What to do –
Find the lines with "Suite" in them and copy them out.

Supplied records –
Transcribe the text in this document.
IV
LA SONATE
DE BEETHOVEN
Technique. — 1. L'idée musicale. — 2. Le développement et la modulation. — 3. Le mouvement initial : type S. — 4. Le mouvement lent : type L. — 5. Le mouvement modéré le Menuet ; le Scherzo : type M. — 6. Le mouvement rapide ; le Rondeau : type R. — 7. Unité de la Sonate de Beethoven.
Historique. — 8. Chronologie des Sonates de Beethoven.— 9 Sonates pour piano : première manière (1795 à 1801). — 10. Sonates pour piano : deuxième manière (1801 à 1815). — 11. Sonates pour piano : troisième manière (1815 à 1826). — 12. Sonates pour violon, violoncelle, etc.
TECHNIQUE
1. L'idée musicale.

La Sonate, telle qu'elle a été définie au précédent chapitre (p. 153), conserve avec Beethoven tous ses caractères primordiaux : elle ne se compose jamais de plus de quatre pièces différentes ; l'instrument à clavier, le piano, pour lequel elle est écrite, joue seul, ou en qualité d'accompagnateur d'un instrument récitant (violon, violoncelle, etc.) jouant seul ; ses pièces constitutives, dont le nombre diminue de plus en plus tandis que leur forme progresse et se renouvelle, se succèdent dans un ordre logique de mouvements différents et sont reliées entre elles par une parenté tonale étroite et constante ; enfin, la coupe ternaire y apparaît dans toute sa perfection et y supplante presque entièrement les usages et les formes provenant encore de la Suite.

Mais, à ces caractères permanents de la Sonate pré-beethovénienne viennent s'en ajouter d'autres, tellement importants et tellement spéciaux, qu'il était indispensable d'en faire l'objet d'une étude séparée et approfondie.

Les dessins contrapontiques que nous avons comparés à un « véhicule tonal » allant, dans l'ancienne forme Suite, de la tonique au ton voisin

Expected answer –
La Sonate, telle qu'elle a été définie au précédent chapitre (p. 153), conserve avec Beethoven tous ses caractères primordiaux : elle ne se compose jamais de plus de quatre pièces différentes ; l'instrument à clavier, le piano, pour lequel elle est écrite, joue seul, ou en qualité d'accompagnateur d'un instrument récitant (violon, violoncelle, etc.) jouant seul ; ses pièces constitutives, dont le nombre diminue de plus en plus tandis que leur forme progresse et se renouvelle, se succèdent dans un ordre logique de mouvements différents et sont reliées entre elles par une parenté tonale étroite et constante ; enfin, la coupe ternaire y apparaît dans toute sa perfection et y supplante presque entièrement les usages et les formes provenant encore de la Suite.
Les dessins contrapontiques que nous avons comparés à un « véhicule tonal » allant, dans l'ancienne forme Suite, de la tonique au ton voisin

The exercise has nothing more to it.